======== Data to use

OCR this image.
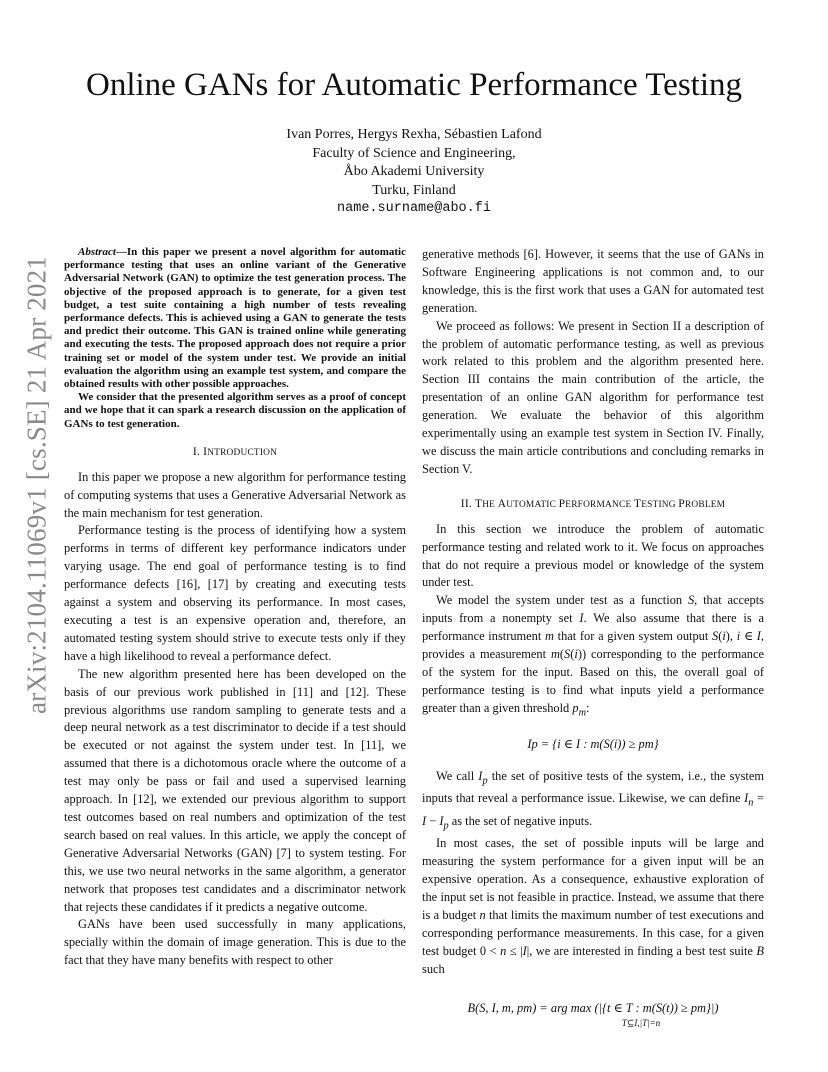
arXiv:2104.11069v1 [cs.SE] 21 Apr 2021
Online GANs for Automatic Performance Testing
Ivan Porres, Hergys Rexha, Sébastien Lafond
Faculty of Science and Engineering,
Åbo Akademi University
Turku, Finland
name.surname@abo.fi

Abstract—In this paper we present a novel algorithm for automatic performance testing that uses an online variant of the Generative Adversarial Network (GAN) to optimize the test generation process. The objective of the proposed approach is to generate, for a given test budget, a test suite containing a high number of tests revealing performance defects. This is achieved using a GAN to generate the tests and predict their outcome. This GAN is trained online while generating and executing the tests. The proposed approach does not require a prior training set or model of the system under test. We provide an initial evaluation the algorithm using an example test system, and compare the obtained results with other possible approaches.

We consider that the presented algorithm serves as a proof of concept and we hope that it can spark a research discussion on the application of GANs to test generation.

I. INTRODUCTION

In this paper we propose a new algorithm for performance testing of computing systems that uses a Generative Adversarial Network as the main mechanism for test generation.

Performance testing is the process of identifying how a system performs in terms of different key performance indicators under varying usage. The end goal of performance testing is to find performance defects [16], [17] by creating and executing tests against a system and observing its performance. In most cases, executing a test is an expensive operation and, therefore, an automated testing system should strive to execute tests only if they have a high likelihood to reveal a performance defect.

The new algorithm presented here has been developed on the basis of our previous work published in [11] and [12]. These previous algorithms use random sampling to generate tests and a deep neural network as a test discriminator to decide if a test should be executed or not against the system under test. In [11], we assumed that there is a dichotomous oracle where the outcome of a test may only be pass or fail and used a supervised learning approach. In [12], we extended our previous algorithm to support test outcomes based on real numbers and optimization of the test search based on real values. In this article, we apply the concept of Generative Adversarial Networks (GAN) [7] to system testing. For this, we use two neural networks in the same algorithm, a generator network that proposes test candidates and a discriminator network that rejects these candidates if it predicts a negative outcome.

GANs have been used successfully in many applications, specially within the domain of image generation. This is due to the fact that they have many benefits with respect to other

generative methods [6]. However, it seems that the use of GANs in Software Engineering applications is not common and, to our knowledge, this is the first work that uses a GAN for automated test generation.

We proceed as follows: We present in Section II a description of the problem of automatic performance testing, as well as previous work related to this problem and the algorithm presented here. Section III contains the main contribution of the article, the presentation of an online GAN algorithm for performance test generation. We evaluate the behavior of this algorithm experimentally using an example test system in Section IV. Finally, we discuss the main article contributions and concluding remarks in Section V.

II. THE AUTOMATIC PERFORMANCE TESTING PROBLEM

In this section we introduce the problem of automatic performance testing and related work to it. We focus on approaches that do not require a previous model or knowledge of the system under test.

We model the system under test as a function S, that accepts inputs from a nonempty set I. We also assume that there is a performance instrument m that for a given system output S(i), i ∈ I, provides a measurement m(S(i)) corresponding to the performance of the system for the input. Based on this, the overall goal of performance testing is to find what inputs yield a performance greater than a given threshold $p_m$:

Ip = {i ∈ I : m(S(i)) ≥ pm}

We call $I_p$ the set of positive tests of the system, i.e., the system inputs that reveal a performance issue. Likewise, we can define $I_n = I - I_p$ as the set of negative inputs.

In most cases, the set of possible inputs will be large and measuring the system performance for a given input will be an expensive operation. As a consequence, exhaustive exploration of the input set is not feasible in practice. Instead, we assume that there is a budget n that limits the maximum number of test executions and corresponding performance measurements. In this case, for a given test budget 0 < n ≤ |I|, we are interested in finding a best test suite B such

B(S, I, m, pm) = arg max (|{t ∈ T : m(S(t)) ≥ pm}|)
T⊆I,|T|=n
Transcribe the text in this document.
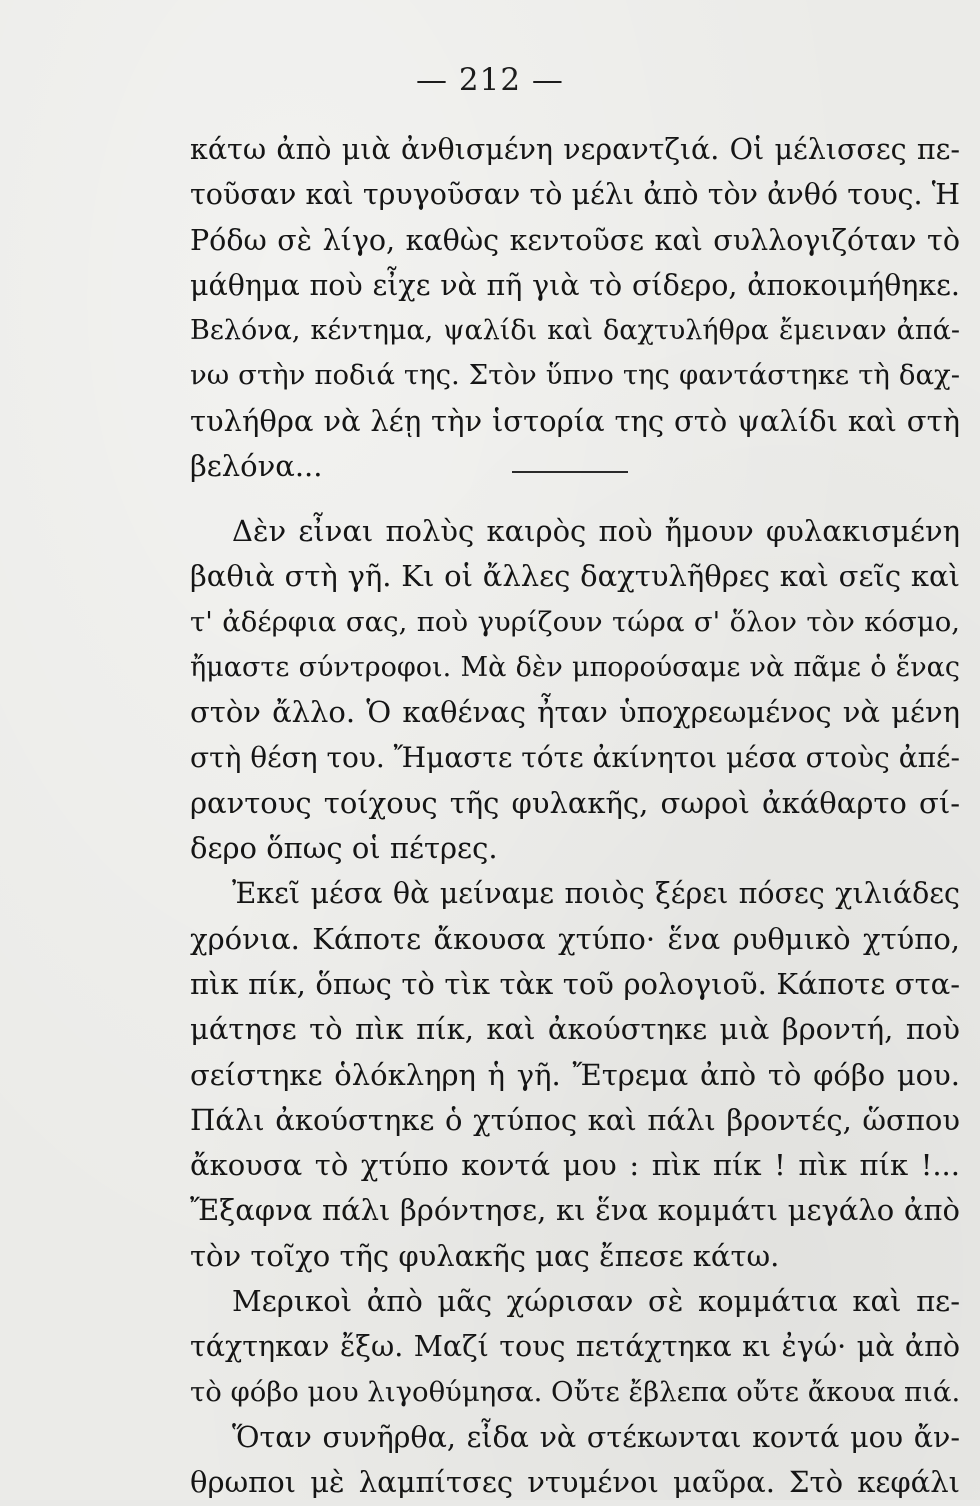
— 212 —
κάτω ἀπὸ μιὰ ἀνθισμένη νεραντζιά. Οἱ μέλισσες πε-
τοῦσαν καὶ τρυγοῦσαν τὸ μέλι ἀπὸ τὸν ἀνθό τους. Ἡ
Ρόδω σὲ λίγο, καθὼς κεντοῦσε καὶ συλλογιζόταν τὸ
μάθημα ποὺ εἶχε νὰ πῆ γιὰ τὸ σίδερο, ἀποκοιμήθηκε.
Βελόνα, κέντημα, ψαλίδι καὶ δαχτυλήθρα ἔμειναν ἀπά-
νω στὴν ποδιά της. Στὸν ὕπνο της φαντάστηκε τὴ δαχ-
τυλήθρα νὰ λέῃ τὴν ἱστορία της στὸ ψαλίδι καὶ στὴ
βελόνα...
Δὲν εἶναι πολὺς καιρὸς ποὺ ἤμουν φυλακισμένη
βαθιὰ στὴ γῆ. Κι οἱ ἄλλες δαχτυλῆθρες καὶ σεῖς καὶ
τ' ἀδέρφια σας, ποὺ γυρίζουν τώρα σ' ὅλον τὸν κόσμο,
ἤμαστε σύντροφοι. Μὰ δὲν μπορούσαμε νὰ πᾶμε ὁ ἕνας
στὸν ἄλλο. Ὁ καθένας ἦταν ὑποχρεωμένος νὰ μένη
στὴ θέση του. Ἤμαστε τότε ἀκίνητοι μέσα στοὺς ἀπέ-
ραντους τοίχους τῆς φυλακῆς, σωροὶ ἀκάθαρτο σί-
δερο ὅπως οἱ πέτρες.
Ἐκεῖ μέσα θὰ μείναμε ποιὸς ξέρει πόσες χιλιάδες
χρόνια. Κάποτε ἄκουσα χτύπο· ἕνα ρυθμικὸ χτύπο,
πὶκ πίκ, ὅπως τὸ τὶκ τὰκ τοῦ ρολογιοῦ. Κάποτε στα-
μάτησε τὸ πὶκ πίκ, καὶ ἀκούστηκε μιὰ βροντή, ποὺ
σείστηκε ὁλόκληρη ἡ γῆ. Ἔτρεμα ἀπὸ τὸ φόβο μου.
Πάλι ἀκούστηκε ὁ χτύπος καὶ πάλι βροντές, ὥσπου
ἄκουσα τὸ χτύπο κοντά μου : πὶκ πίκ ! πὶκ πίκ !...
Ἔξαφνα πάλι βρόντησε, κι ἕνα κομμάτι μεγάλο ἀπὸ
τὸν τοῖχο τῆς φυλακῆς μας ἔπεσε κάτω.
Μερικοὶ ἀπὸ μᾶς χώρισαν σὲ κομμάτια καὶ πε-
τάχτηκαν ἔξω. Μαζί τους πετάχτηκα κι ἐγώ· μὰ ἀπὸ
τὸ φόβο μου λιγοθύμησα. Οὔτε ἔβλεπα οὔτε ἄκουα πιά.
Ὅταν συνῆρθα, εἶδα νὰ στέκωνται κοντά μου ἄν-
θρωποι μὲ λαμπίτσες ντυμένοι μαῦρα. Στὸ κεφάλι
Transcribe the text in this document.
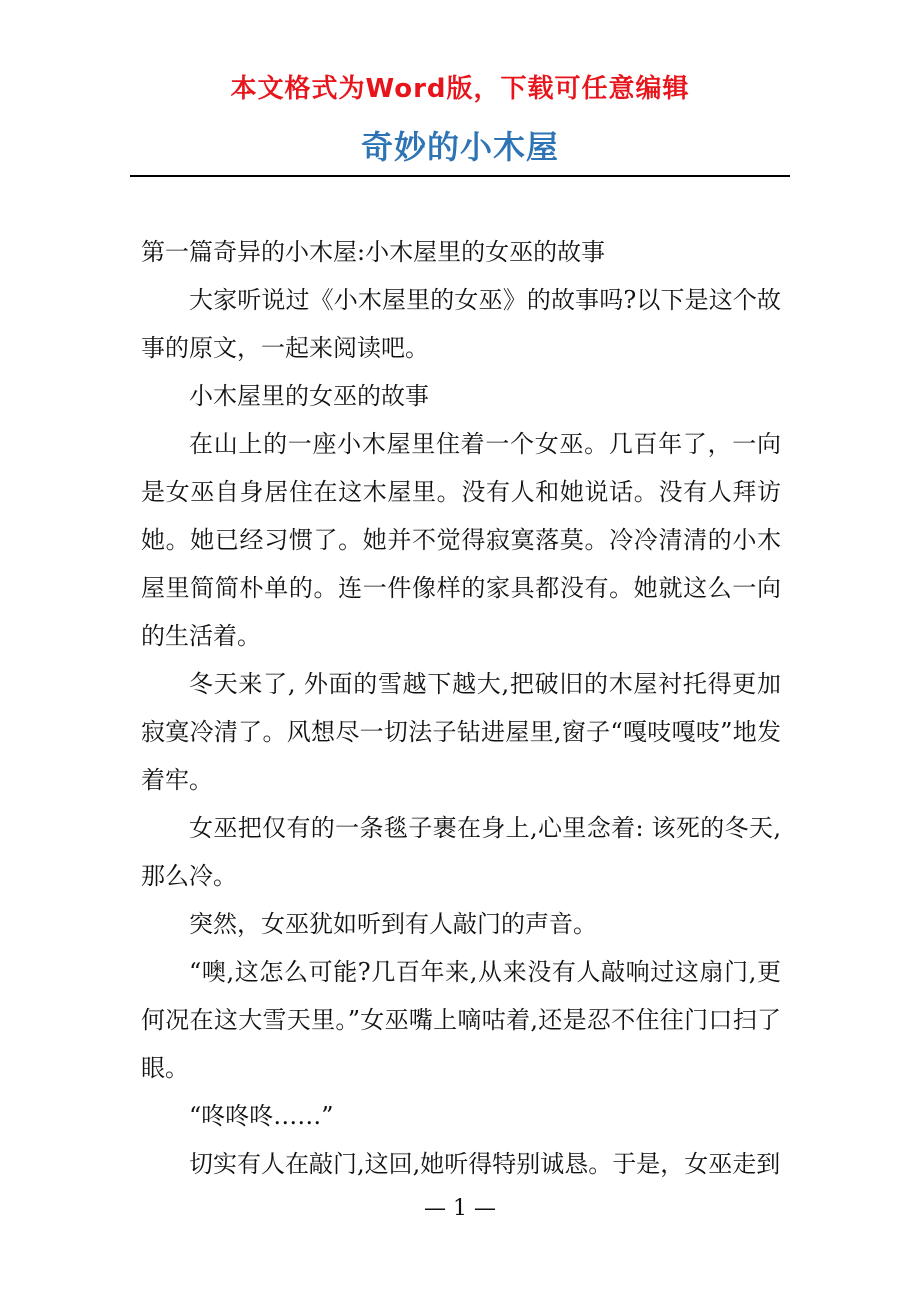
本文格式为Word版，下载可任意编辑
奇妙的小木屋

第一篇奇异的小木屋:小木屋里的女巫的故事

大家听说过《小木屋里的女巫》的故事吗?以下是这个故事的原文，一起来阅读吧。

小木屋里的女巫的故事

在山上的一座小木屋里住着一个女巫。几百年了，一向是女巫自身居住在这木屋里。没有人和她说话。没有人拜访她。她已经习惯了。她并不觉得寂寞落莫。冷冷清清的小木屋里简简朴单的。连一件像样的家具都没有。她就这么一向的生活着。

冬天来了, 外面的雪越下越大,把破旧的木屋衬托得更加寂寞冷清了。风想尽一切法子钻进屋里,窗子“嘎吱嘎吱”地发着牢。

女巫把仅有的一条毯子裹在身上,心里念着: 该死的冬天,那么冷。

突然，女巫犹如听到有人敲门的声音。

“噢,这怎么可能?几百年来,从来没有人敲响过这扇门,更何况在这大雪天里。”女巫嘴上嘀咕着,还是忍不住往门口扫了眼。

“咚咚咚……”

切实有人在敲门,这回,她听得特别诚恳。于是，女巫走到

— 1 —
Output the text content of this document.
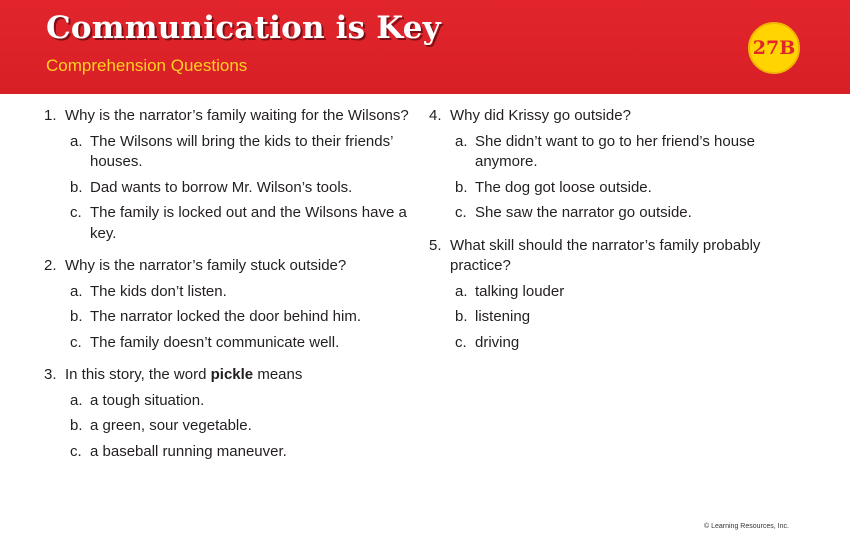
Communication is Key
Comprehension Questions
27B
1. Why is the narrator’s family waiting for the Wilsons?
a. The Wilsons will bring the kids to their friends’ houses.
b. Dad wants to borrow Mr. Wilson’s tools.
c. The family is locked out and the Wilsons have a key.
2. Why is the narrator’s family stuck outside?
a. The kids don’t listen.
b. The narrator locked the door behind him.
c. The family doesn’t communicate well.
3. In this story, the word pickle means
a. a tough situation.
b. a green, sour vegetable.
c. a baseball running maneuver.
4. Why did Krissy go outside?
a. She didn’t want to go to her friend’s house anymore.
b. The dog got loose outside.
c. She saw the narrator go outside.
5. What skill should the narrator’s family probably practice?
a. talking louder
b. listening
c. driving
© Learning Resources, Inc.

================

Return each full line of the entries that contains the word "outside".

■ Output of the exercise
2. Why is the narrator’s family stuck outside?
4. Why did Krissy go outside?
b. The dog got loose outside.
c. She saw the narrator go outside.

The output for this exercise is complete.